» **Requirement**
Gather up the lines that contain "recorded".

» **Task data**
:::
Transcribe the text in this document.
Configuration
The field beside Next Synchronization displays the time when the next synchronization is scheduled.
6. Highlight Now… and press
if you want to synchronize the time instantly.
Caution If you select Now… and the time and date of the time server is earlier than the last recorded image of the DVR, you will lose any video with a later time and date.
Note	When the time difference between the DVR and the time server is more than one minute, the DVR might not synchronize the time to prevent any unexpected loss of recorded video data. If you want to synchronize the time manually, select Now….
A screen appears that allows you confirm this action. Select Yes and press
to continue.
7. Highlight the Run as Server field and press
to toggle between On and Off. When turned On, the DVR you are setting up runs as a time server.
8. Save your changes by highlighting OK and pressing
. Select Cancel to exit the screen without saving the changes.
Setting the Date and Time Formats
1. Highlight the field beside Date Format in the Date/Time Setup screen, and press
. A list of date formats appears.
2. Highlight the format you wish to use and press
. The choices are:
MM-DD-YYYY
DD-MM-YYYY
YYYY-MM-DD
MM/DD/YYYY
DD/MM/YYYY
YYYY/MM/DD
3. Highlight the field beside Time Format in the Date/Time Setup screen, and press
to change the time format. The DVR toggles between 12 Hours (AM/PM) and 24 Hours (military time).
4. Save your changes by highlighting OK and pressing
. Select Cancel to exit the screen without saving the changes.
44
:::
» **Exercise output**
Caution If you select Now… and the time and date of the time server is earlier than the last recorded image of the DVR, you will lose any video with a later time and date.
Note	When the time difference between the DVR and the time server is more than one minute, the DVR might not synchronize the time to prevent any unexpected loss of recorded video data. If you want to synchronize the time manually, select Now….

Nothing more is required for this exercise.